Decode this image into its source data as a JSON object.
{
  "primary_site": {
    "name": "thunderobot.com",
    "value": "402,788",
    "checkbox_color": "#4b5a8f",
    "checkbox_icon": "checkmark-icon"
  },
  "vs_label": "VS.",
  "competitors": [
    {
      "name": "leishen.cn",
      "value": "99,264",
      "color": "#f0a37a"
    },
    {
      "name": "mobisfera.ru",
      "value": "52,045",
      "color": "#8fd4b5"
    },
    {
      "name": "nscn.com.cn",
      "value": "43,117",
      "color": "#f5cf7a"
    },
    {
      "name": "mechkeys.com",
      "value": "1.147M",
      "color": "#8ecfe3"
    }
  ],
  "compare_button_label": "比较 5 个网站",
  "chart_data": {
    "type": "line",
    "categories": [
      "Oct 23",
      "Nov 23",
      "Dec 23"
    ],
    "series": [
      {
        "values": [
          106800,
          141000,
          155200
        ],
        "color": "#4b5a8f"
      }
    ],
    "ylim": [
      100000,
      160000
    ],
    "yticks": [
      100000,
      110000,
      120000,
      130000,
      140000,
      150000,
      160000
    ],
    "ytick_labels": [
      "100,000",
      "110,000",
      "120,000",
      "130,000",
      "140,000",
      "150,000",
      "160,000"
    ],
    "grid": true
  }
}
=-=-=
§ GOAL OF THE EXERCISE
Extract all of the data shown above and repeat it verbatim.

§ OUTPUT FOR THIS TASK
Decode this image into its source data as a JSON object.
{
  "primary_site": {
    "name": "thunderobot.com",
    "value": "402,788",
    "checkbox_color": "#4b5a8f",
    "checkbox_icon": "checkmark-icon"
  },
  "vs_label": "VS.",
  "competitors": [
    {
      "name": "leishen.cn",
      "value": "99,264",
      "color": "#f0a37a"
    },
    {
      "name": "mobisfera.ru",
      "value": "52,045",
      "color": "#8fd4b5"
    },
    {
      "name": "nscn.com.cn",
      "value": "43,117",
      "color": "#f5cf7a"
    },
    {
      "name": "mechkeys.com",
      "value": "1.147M",
      "color": "#8ecfe3"
    }
  ],
  "compare_button_label": "比较 5 个网站",
  "chart_data": {
    "type": "line",
    "categories": [
      "Oct 23",
      "Nov 23",
      "Dec 23"
    ],
    "series": [
      {
        "values": [
          106800,
          141000,
          155200
        ],
        "color": "#4b5a8f"
      }
    ],
    "ylim": [
      100000,
      160000
    ],
    "yticks": [
      100000,
      110000,
      120000,
      130000,
      140000,
      150000,
      160000
    ],
    "ytick_labels": [
      "100,000",
      "110,000",
      "120,000",
      "130,000",
      "140,000",
      "150,000",
      "160,000"
    ],
    "grid": true
  }
}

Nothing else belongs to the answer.